◆ Page text:
----
Hi Kostas,
thanks for quick answer.
I wouldn't dare to delete files in InputFormat if they were splitted and
processed in parallel...
As for using notifyCheckpointComplete - thanks for suggestion, it looks
pretty interesting, I'll try to try it out. Although I wonder a bit if
relying only on modification timestamp is enough - many things may
happen in one ms :)
thanks,
macie
On 18/10/2016 11:14, Kostas Kloudas wrote:
Hi Maciek,
Just a follow-up on the previous email, given that splits are read in parallel,
when the
ContinuousFileMonitoringFunction forwards the last split, it does not mean that
the
final splits is going to be processed last. If the node it gets assigned is
fast enough
then it may be processed faster than others.
This assumption only holds if you have a parallelism of 1.
Cheers,
Kostas
On Oct 18, 2016, at 11:05 AM, Kostas Kloudas <k.klou...@data-artisans.com>
wrote:
Hi Maciek,
Currently this functionality is not supported but this seems like a good
addition.
Actually, give that the feature is rather new, we were thinking of opening a
discussion
in the dev mailing list in order to
i) discuss some current limitations of the Continuous File Processing source
ii) see how people use it and adjust our features accordingly
I will let you know as soon as I open this thread.
----
◆ Task instructions:
In the email thread, under what condition does the assumption that the last forwarded split is processed last hold? Answer from the email thread alone.

◆ Document layout detection data:
----
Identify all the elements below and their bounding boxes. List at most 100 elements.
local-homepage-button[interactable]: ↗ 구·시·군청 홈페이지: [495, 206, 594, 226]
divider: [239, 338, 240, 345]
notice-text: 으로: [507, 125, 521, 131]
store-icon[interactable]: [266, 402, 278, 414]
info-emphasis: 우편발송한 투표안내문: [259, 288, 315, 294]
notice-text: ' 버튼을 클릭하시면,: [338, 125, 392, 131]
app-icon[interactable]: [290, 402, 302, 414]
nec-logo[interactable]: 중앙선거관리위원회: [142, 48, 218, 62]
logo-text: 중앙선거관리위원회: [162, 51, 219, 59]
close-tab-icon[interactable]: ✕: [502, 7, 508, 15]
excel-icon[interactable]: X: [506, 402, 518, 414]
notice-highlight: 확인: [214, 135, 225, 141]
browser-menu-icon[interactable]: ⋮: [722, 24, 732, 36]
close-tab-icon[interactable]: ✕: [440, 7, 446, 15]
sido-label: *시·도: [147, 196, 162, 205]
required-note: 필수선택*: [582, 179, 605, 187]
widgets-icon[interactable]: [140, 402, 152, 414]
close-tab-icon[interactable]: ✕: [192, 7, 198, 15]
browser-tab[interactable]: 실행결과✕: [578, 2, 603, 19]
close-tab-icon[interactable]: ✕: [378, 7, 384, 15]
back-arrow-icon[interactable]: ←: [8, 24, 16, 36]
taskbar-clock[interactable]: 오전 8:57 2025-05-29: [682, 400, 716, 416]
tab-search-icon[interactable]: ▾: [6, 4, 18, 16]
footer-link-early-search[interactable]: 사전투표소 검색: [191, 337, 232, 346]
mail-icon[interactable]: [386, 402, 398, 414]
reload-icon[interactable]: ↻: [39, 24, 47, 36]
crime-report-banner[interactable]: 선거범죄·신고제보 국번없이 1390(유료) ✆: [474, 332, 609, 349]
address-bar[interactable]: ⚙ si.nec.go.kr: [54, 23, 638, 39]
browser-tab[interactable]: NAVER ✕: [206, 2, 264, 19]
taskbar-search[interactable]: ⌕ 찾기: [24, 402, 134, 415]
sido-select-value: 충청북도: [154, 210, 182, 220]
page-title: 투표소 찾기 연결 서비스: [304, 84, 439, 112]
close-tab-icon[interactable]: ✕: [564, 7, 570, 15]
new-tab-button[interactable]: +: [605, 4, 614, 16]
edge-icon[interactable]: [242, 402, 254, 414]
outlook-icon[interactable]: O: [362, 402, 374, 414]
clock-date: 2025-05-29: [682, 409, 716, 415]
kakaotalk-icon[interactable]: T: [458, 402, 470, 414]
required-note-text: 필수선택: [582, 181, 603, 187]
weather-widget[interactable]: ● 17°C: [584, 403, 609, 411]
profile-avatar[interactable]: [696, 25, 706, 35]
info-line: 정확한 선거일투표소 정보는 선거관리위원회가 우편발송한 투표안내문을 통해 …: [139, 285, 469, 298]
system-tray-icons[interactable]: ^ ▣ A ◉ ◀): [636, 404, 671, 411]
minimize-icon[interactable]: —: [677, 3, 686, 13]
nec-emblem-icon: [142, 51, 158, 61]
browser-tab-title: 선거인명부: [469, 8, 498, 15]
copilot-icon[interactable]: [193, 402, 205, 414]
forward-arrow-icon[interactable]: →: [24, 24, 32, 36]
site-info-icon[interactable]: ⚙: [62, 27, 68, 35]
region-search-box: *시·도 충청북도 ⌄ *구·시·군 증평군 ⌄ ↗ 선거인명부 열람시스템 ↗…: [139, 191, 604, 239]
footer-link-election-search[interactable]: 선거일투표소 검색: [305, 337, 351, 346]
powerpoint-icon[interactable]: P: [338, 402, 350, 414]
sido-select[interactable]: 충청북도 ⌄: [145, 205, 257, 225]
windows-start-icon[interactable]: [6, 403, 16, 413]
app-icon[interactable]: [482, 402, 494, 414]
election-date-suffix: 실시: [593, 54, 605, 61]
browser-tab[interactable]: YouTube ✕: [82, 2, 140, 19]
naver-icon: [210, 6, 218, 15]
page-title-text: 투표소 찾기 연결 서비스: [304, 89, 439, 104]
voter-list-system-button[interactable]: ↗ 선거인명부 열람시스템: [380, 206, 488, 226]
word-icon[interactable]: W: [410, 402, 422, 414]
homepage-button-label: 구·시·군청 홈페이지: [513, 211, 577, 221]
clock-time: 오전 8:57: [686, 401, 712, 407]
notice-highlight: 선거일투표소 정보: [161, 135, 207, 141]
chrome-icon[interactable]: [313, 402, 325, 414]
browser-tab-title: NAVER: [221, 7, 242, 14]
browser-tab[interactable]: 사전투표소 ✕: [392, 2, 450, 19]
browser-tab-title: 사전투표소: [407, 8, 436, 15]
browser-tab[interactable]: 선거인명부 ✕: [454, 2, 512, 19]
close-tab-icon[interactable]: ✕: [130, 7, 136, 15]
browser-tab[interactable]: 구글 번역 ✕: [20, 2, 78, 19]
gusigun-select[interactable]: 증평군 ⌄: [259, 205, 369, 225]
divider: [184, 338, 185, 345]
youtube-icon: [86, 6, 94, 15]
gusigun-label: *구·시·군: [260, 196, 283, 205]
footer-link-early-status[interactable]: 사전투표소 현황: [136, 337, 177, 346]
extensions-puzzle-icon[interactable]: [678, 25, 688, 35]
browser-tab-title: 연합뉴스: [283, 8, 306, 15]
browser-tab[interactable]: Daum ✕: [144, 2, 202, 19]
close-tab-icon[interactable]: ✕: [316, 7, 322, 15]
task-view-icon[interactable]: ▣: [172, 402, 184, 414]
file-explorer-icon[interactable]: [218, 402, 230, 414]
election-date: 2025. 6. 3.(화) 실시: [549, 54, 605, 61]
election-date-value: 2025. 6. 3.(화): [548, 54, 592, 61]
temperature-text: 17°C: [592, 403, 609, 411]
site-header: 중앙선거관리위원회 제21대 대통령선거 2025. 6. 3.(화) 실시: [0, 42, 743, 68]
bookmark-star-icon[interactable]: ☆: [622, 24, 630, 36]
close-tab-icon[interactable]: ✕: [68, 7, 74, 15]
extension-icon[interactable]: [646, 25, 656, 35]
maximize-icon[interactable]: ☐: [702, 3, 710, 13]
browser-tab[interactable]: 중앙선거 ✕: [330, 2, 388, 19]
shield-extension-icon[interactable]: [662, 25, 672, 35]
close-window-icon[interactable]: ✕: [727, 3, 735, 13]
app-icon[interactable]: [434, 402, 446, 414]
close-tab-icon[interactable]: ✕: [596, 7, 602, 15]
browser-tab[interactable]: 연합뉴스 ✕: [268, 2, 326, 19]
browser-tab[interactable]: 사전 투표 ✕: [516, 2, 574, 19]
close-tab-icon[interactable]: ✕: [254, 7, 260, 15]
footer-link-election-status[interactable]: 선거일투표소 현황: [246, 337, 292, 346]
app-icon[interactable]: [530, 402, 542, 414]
----
◆ Exercise solution:
It holds only with a parallelism of 1.